■ Exercise details
Pictures within the data are to be left out; everything else must be reproduced exactly.

■ Task data
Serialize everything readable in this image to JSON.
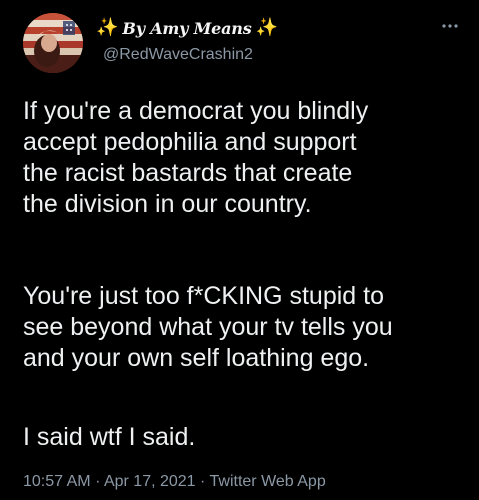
{
  "author": {
    "display_name": "By Amy Means",
    "handle": "@RedWaveCrashin2",
    "sparkle_left": "✨",
    "sparkle_right": "✨",
    "avatar_icon": "avatar-image",
    "more_icon": "more-options-icon"
  },
  "tweet": {
    "paragraph_1": [
      "If you're a democrat you blindly",
      "accept pedophilia and support",
      "the racist bastards that create",
      "the division in our country."
    ],
    "paragraph_2": [
      "You're just too f*CKING stupid to",
      "see beyond what your tv tells you",
      "and your own self loathing ego."
    ],
    "paragraph_3": [
      "I said wtf I said."
    ]
  },
  "meta": {
    "time": "10:57 AM",
    "separator": "·",
    "date": "Apr 17, 2021",
    "source": "Twitter Web App"
  },
  "colors": {
    "background": "#000000",
    "text": "#eef0f1",
    "secondary": "#8b98a5",
    "sparkle": "#ffd23f"
  }
}
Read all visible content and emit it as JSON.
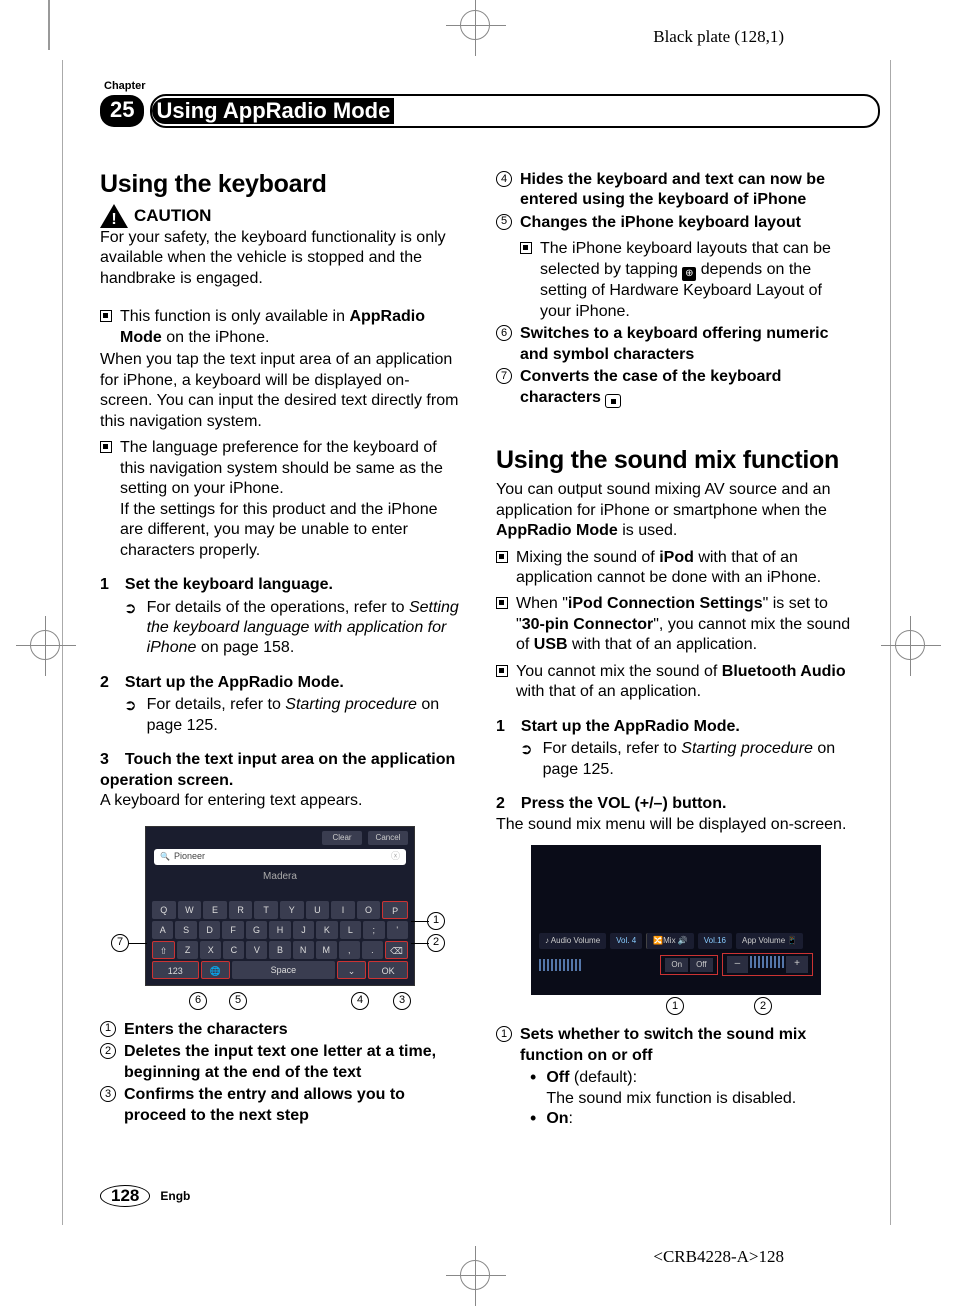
{
  "meta": {
    "black_plate": "Black plate (128,1)",
    "bottom_code": "<CRB4228-A>128"
  },
  "header": {
    "chapter_label": "Chapter",
    "chapter_number": "25",
    "title": "Using AppRadio Mode"
  },
  "left": {
    "h2": "Using the keyboard",
    "caution": "CAUTION",
    "caution_p": "For your safety, the keyboard functionality is only available when the vehicle is stopped and the handbrake is engaged.",
    "note1_pre": "This function is only available in ",
    "note1_bold": "AppRadio Mode",
    "note1_post": " on the iPhone.",
    "p2": "When you tap the text input area of an application for iPhone, a keyboard will be displayed on-screen. You can input the desired text directly from this navigation system.",
    "note2a": "The language preference for the keyboard of this navigation system should be same as the setting on your iPhone.",
    "note2b": "If the settings for this product and the iPhone are different, you may be unable to enter characters properly.",
    "step1_num": "1",
    "step1": "Set the keyboard language.",
    "step1_sub_pre": "For details of the operations, refer to ",
    "step1_sub_em": "Setting the keyboard language with application for iPhone",
    "step1_sub_post": " on page 158.",
    "step2_num": "2",
    "step2": "Start up the AppRadio Mode.",
    "step2_sub_pre": "For details, refer to ",
    "step2_sub_em": "Starting procedure",
    "step2_sub_post": " on page 125.",
    "step3_num": "3",
    "step3": "Touch the text input area on the application operation screen.",
    "step3_p": "A keyboard for entering text appears.",
    "kb": {
      "clear": "Clear",
      "cancel": "Cancel",
      "search": "Pioneer",
      "mid": "Madera",
      "row1": [
        "Q",
        "W",
        "E",
        "R",
        "T",
        "Y",
        "U",
        "I",
        "O",
        "P"
      ],
      "row2": [
        "A",
        "S",
        "D",
        "F",
        "G",
        "H",
        "J",
        "K",
        "L",
        ";",
        "'"
      ],
      "row3": [
        "⇧",
        "Z",
        "X",
        "C",
        "V",
        "B",
        "N",
        "M",
        ",",
        ".",
        "⌫"
      ],
      "row4_123": "123",
      "row4_space": "Space",
      "row4_ok": "OK"
    },
    "legend": {
      "l1": "Enters the characters",
      "l2": "Deletes the input text one letter at a time, beginning at the end of the text",
      "l3": "Confirms the entry and allows you to proceed to the next step"
    }
  },
  "right": {
    "cont4": "Hides the keyboard and text can now be entered using the keyboard of iPhone",
    "cont5": "Changes the iPhone keyboard layout",
    "cont5_sub_a": "The iPhone keyboard layouts that can be selected by tapping ",
    "cont5_sub_b": " depends on the setting of Hardware Keyboard Layout of your iPhone.",
    "cont6": "Switches to a keyboard offering numeric and symbol characters",
    "cont7": "Converts the case of the keyboard characters",
    "h2": "Using the sound mix function",
    "p1_a": "You can output sound mixing AV source and an application for iPhone or smartphone when the ",
    "p1_bold": "AppRadio Mode",
    "p1_b": " is used.",
    "n1_a": "Mixing the sound of ",
    "n1_bold": "iPod",
    "n1_b": " with that of an application cannot be done with an iPhone.",
    "n2_a": "When \"",
    "n2_b1": "iPod Connection Settings",
    "n2_c": "\" is set to \"",
    "n2_b2": "30-pin Connector",
    "n2_d": "\", you cannot mix the sound of ",
    "n2_b3": "USB",
    "n2_e": " with that of an application.",
    "n3_a": "You cannot mix the sound of ",
    "n3_bold": "Bluetooth Audio",
    "n3_b": " with that of an application.",
    "step1_num": "1",
    "step1": "Start up the AppRadio Mode.",
    "step1_sub_pre": "For details, refer to ",
    "step1_sub_em": "Starting procedure",
    "step1_sub_post": " on page 125.",
    "step2_num": "2",
    "step2": "Press the VOL (+/–) button.",
    "step2_p": "The sound mix menu will be displayed on-screen.",
    "mix": {
      "audio_vol_label": "♪ Audio Volume",
      "audio_vol_val": "Vol. 4",
      "mix_label": "🔀Mix 🔊",
      "app_vol_val": "Vol.16",
      "app_vol_label": "App Volume 📱",
      "on": "On",
      "off": "Off",
      "minus": "–",
      "plus": "+"
    },
    "legend1": "Sets whether to switch the sound mix function on or off",
    "legend1_off_a": "Off",
    "legend1_off_b": " (default):",
    "legend1_off_c": "The sound mix function is disabled.",
    "legend1_on": "On",
    "legend1_on_colon": ":"
  },
  "footer": {
    "page": "128",
    "engb": "Engb"
  }
}
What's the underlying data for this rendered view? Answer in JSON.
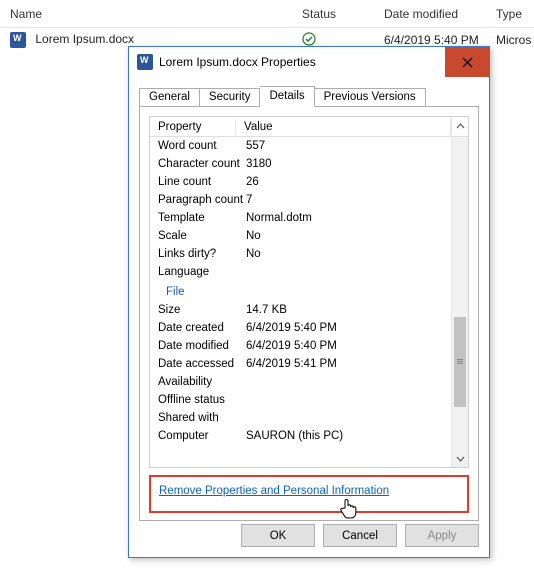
{
  "explorer": {
    "columns": {
      "name": "Name",
      "status": "Status",
      "date": "Date modified",
      "type": "Type"
    },
    "row": {
      "filename": "Lorem Ipsum.docx",
      "date": "6/4/2019 5:40 PM",
      "type": "Micros"
    }
  },
  "dialog": {
    "title": "Lorem Ipsum.docx Properties",
    "tabs": {
      "general": "General",
      "security": "Security",
      "details": "Details",
      "versions": "Previous Versions"
    },
    "headers": {
      "property": "Property",
      "value": "Value"
    },
    "props": [
      {
        "k": "Word count",
        "v": "557"
      },
      {
        "k": "Character count",
        "v": "3180"
      },
      {
        "k": "Line count",
        "v": "26"
      },
      {
        "k": "Paragraph count",
        "v": "7"
      },
      {
        "k": "Template",
        "v": "Normal.dotm"
      },
      {
        "k": "Scale",
        "v": "No"
      },
      {
        "k": "Links dirty?",
        "v": "No"
      },
      {
        "k": "Language",
        "v": ""
      }
    ],
    "section": "File",
    "fileprops": [
      {
        "k": "Size",
        "v": "14.7 KB"
      },
      {
        "k": "Date created",
        "v": "6/4/2019 5:40 PM"
      },
      {
        "k": "Date modified",
        "v": "6/4/2019 5:40 PM"
      },
      {
        "k": "Date accessed",
        "v": "6/4/2019 5:41 PM"
      },
      {
        "k": "Availability",
        "v": ""
      },
      {
        "k": "Offline status",
        "v": ""
      },
      {
        "k": "Shared with",
        "v": ""
      },
      {
        "k": "Computer",
        "v": "SAURON (this PC)"
      }
    ],
    "remove_link": "Remove Properties and Personal Information",
    "buttons": {
      "ok": "OK",
      "cancel": "Cancel",
      "apply": "Apply"
    }
  }
}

■ Response below
Serialize everything readable in this image to JSON.
{
  "author": {
    "display_name": "By Amy Means",
    "handle": "@RedWaveCrashin2",
    "sparkle_left": "✨",
    "sparkle_right": "✨",
    "avatar_icon": "avatar-image",
    "more_icon": "more-options-icon"
  },
  "tweet": {
    "paragraph_1": [
      "If you're a democrat you blindly",
      "accept pedophilia and support",
      "the racist bastards that create",
      "the division in our country."
    ],
    "paragraph_2": [
      "You're just too f*CKING stupid to",
      "see beyond what your tv tells you",
      "and your own self loathing ego."
    ],
    "paragraph_3": [
      "I said wtf I said."
    ]
  },
  "meta": {
    "time": "10:57 AM",
    "separator": "·",
    "date": "Apr 17, 2021",
    "source": "Twitter Web App"
  },
  "colors": {
    "background": "#000000",
    "text": "#eef0f1",
    "secondary": "#8b98a5",
    "sparkle": "#ffd23f"
  }
}
Read all visible content and emit it as JSON.
{
  "meta": {
    "black_plate": "Black plate (128,1)",
    "bottom_code": "<CRB4228-A>128"
  },
  "header": {
    "chapter_label": "Chapter",
    "chapter_number": "25",
    "title": "Using AppRadio Mode"
  },
  "left": {
    "h2": "Using the keyboard",
    "caution": "CAUTION",
    "caution_p": "For your safety, the keyboard functionality is only available when the vehicle is stopped and the handbrake is engaged.",
    "note1_pre": "This function is only available in ",
    "note1_bold": "AppRadio Mode",
    "note1_post": " on the iPhone.",
    "p2": "When you tap the text input area of an application for iPhone, a keyboard will be displayed on-screen. You can input the desired text directly from this navigation system.",
    "note2a": "The language preference for the keyboard of this navigation system should be same as the setting on your iPhone.",
    "note2b": "If the settings for this product and the iPhone are different, you may be unable to enter characters properly.",
    "step1_num": "1",
    "step1": "Set the keyboard language.",
    "step1_sub_pre": "For details of the operations, refer to ",
    "step1_sub_em": "Setting the keyboard language with application for iPhone",
    "step1_sub_post": " on page 158.",
    "step2_num": "2",
    "step2": "Start up the AppRadio Mode.",
    "step2_sub_pre": "For details, refer to ",
    "step2_sub_em": "Starting procedure",
    "step2_sub_post": " on page 125.",
    "step3_num": "3",
    "step3": "Touch the text input area on the application operation screen.",
    "step3_p": "A keyboard for entering text appears.",
    "kb": {
      "clear": "Clear",
      "cancel": "Cancel",
      "search": "Pioneer",
      "mid": "Madera",
      "row1": [
        "Q",
        "W",
        "E",
        "R",
        "T",
        "Y",
        "U",
        "I",
        "O",
        "P"
      ],
      "row2": [
        "A",
        "S",
        "D",
        "F",
        "G",
        "H",
        "J",
        "K",
        "L",
        ";",
        "'"
      ],
      "row3": [
        "⇧",
        "Z",
        "X",
        "C",
        "V",
        "B",
        "N",
        "M",
        ",",
        ".",
        "⌫"
      ],
      "row4_123": "123",
      "row4_space": "Space",
      "row4_ok": "OK"
    },
    "legend": {
      "l1": "Enters the characters",
      "l2": "Deletes the input text one letter at a time, beginning at the end of the text",
      "l3": "Confirms the entry and allows you to proceed to the next step"
    }
  },
  "right": {
    "cont4": "Hides the keyboard and text can now be entered using the keyboard of iPhone",
    "cont5": "Changes the iPhone keyboard layout",
    "cont5_sub_a": "The iPhone keyboard layouts that can be selected by tapping ",
    "cont5_sub_b": " depends on the setting of Hardware Keyboard Layout of your iPhone.",
    "cont6": "Switches to a keyboard offering numeric and symbol characters",
    "cont7": "Converts the case of the keyboard characters",
    "h2": "Using the sound mix function",
    "p1_a": "You can output sound mixing AV source and an application for iPhone or smartphone when the ",
    "p1_bold": "AppRadio Mode",
    "p1_b": " is used.",
    "n1_a": "Mixing the sound of ",
    "n1_bold": "iPod",
    "n1_b": " with that of an application cannot be done with an iPhone.",
    "n2_a": "When \"",
    "n2_b1": "iPod Connection Settings",
    "n2_c": "\" is set to \"",
    "n2_b2": "30-pin Connector",
    "n2_d": "\", you cannot mix the sound of ",
    "n2_b3": "USB",
    "n2_e": " with that of an application.",
    "n3_a": "You cannot mix the sound of ",
    "n3_bold": "Bluetooth Audio",
    "n3_b": " with that of an application.",
    "step1_num": "1",
    "step1": "Start up the AppRadio Mode.",
    "step1_sub_pre": "For details, refer to ",
    "step1_sub_em": "Starting procedure",
    "step1_sub_post": " on page 125.",
    "step2_num": "2",
    "step2": "Press the VOL (+/–) button.",
    "step2_p": "The sound mix menu will be displayed on-screen.",
    "mix": {
      "audio_vol_label": "♪ Audio Volume",
      "audio_vol_val": "Vol. 4",
      "mix_label": "🔀Mix 🔊",
      "app_vol_val": "Vol.16",
      "app_vol_label": "App Volume 📱",
      "on": "On",
      "off": "Off",
      "minus": "–",
      "plus": "+"
    },
    "legend1": "Sets whether to switch the sound mix function on or off",
    "legend1_off_a": "Off",
    "legend1_off_b": " (default):",
    "legend1_off_c": "The sound mix function is disabled.",
    "legend1_on": "On",
    "legend1_on_colon": ":"
  },
  "footer": {
    "page": "128",
    "engb": "Engb"
  }
}
What's the underlying data for this rendered view? Answer in JSON.
{
  "explorer": {
    "columns": {
      "name": "Name",
      "status": "Status",
      "date": "Date modified",
      "type": "Type"
    },
    "row": {
      "filename": "Lorem Ipsum.docx",
      "date": "6/4/2019 5:40 PM",
      "type": "Micros"
    }
  },
  "dialog": {
    "title": "Lorem Ipsum.docx Properties",
    "tabs": {
      "general": "General",
      "security": "Security",
      "details": "Details",
      "versions": "Previous Versions"
    },
    "headers": {
      "property": "Property",
      "value": "Value"
    },
    "props": [
      {
        "k": "Word count",
        "v": "557"
      },
      {
        "k": "Character count",
        "v": "3180"
      },
      {
        "k": "Line count",
        "v": "26"
      },
      {
        "k": "Paragraph count",
        "v": "7"
      },
      {
        "k": "Template",
        "v": "Normal.dotm"
      },
      {
        "k": "Scale",
        "v": "No"
      },
      {
        "k": "Links dirty?",
        "v": "No"
      },
      {
        "k": "Language",
        "v": ""
      }
    ],
    "section": "File",
    "fileprops": [
      {
        "k": "Size",
        "v": "14.7 KB"
      },
      {
        "k": "Date created",
        "v": "6/4/2019 5:40 PM"
      },
      {
        "k": "Date modified",
        "v": "6/4/2019 5:40 PM"
      },
      {
        "k": "Date accessed",
        "v": "6/4/2019 5:41 PM"
      },
      {
        "k": "Availability",
        "v": ""
      },
      {
        "k": "Offline status",
        "v": ""
      },
      {
        "k": "Shared with",
        "v": ""
      },
      {
        "k": "Computer",
        "v": "SAURON (this PC)"
      }
    ],
    "remove_link": "Remove Properties and Personal Information",
    "buttons": {
      "ok": "OK",
      "cancel": "Cancel",
      "apply": "Apply"
    }
  }
}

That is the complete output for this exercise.